* **YOUR TASK**:
Transcribe each record exactly. Include every one.

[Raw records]
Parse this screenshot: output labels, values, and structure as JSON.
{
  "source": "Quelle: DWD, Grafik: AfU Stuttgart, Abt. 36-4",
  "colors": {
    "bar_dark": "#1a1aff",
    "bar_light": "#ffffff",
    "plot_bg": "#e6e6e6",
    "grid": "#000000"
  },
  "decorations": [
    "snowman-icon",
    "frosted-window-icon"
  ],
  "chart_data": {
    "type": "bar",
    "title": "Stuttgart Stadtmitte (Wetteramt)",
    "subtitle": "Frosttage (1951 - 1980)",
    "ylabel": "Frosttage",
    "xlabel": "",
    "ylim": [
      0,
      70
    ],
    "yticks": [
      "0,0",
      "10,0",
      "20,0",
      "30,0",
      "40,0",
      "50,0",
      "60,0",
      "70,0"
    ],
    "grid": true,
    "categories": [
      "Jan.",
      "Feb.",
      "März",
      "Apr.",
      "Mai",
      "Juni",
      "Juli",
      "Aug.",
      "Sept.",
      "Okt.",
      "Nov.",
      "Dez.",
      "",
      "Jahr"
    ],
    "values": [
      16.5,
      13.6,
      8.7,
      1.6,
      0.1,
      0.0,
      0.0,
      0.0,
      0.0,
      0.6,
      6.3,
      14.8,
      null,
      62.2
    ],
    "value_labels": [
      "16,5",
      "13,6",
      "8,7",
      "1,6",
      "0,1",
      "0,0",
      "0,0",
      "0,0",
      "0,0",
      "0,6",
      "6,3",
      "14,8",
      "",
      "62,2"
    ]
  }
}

* **CORRECT RESPONSE**:
Parse this screenshot: output labels, values, and structure as JSON.
{
  "source": "Quelle: DWD, Grafik: AfU Stuttgart, Abt. 36-4",
  "colors": {
    "bar_dark": "#1a1aff",
    "bar_light": "#ffffff",
    "plot_bg": "#e6e6e6",
    "grid": "#000000"
  },
  "decorations": [
    "snowman-icon",
    "frosted-window-icon"
  ],
  "chart_data": {
    "type": "bar",
    "title": "Stuttgart Stadtmitte (Wetteramt)",
    "subtitle": "Frosttage (1951 - 1980)",
    "ylabel": "Frosttage",
    "xlabel": "",
    "ylim": [
      0,
      70
    ],
    "yticks": [
      "0,0",
      "10,0",
      "20,0",
      "30,0",
      "40,0",
      "50,0",
      "60,0",
      "70,0"
    ],
    "grid": true,
    "categories": [
      "Jan.",
      "Feb.",
      "März",
      "Apr.",
      "Mai",
      "Juni",
      "Juli",
      "Aug.",
      "Sept.",
      "Okt.",
      "Nov.",
      "Dez.",
      "",
      "Jahr"
    ],
    "values": [
      16.5,
      13.6,
      8.7,
      1.6,
      0.1,
      0.0,
      0.0,
      0.0,
      0.0,
      0.6,
      6.3,
      14.8,
      null,
      62.2
    ],
    "value_labels": [
      "16,5",
      "13,6",
      "8,7",
      "1,6",
      "0,1",
      "0,0",
      "0,0",
      "0,0",
      "0,0",
      "0,6",
      "6,3",
      "14,8",
      "",
      "62,2"
    ]
  }
}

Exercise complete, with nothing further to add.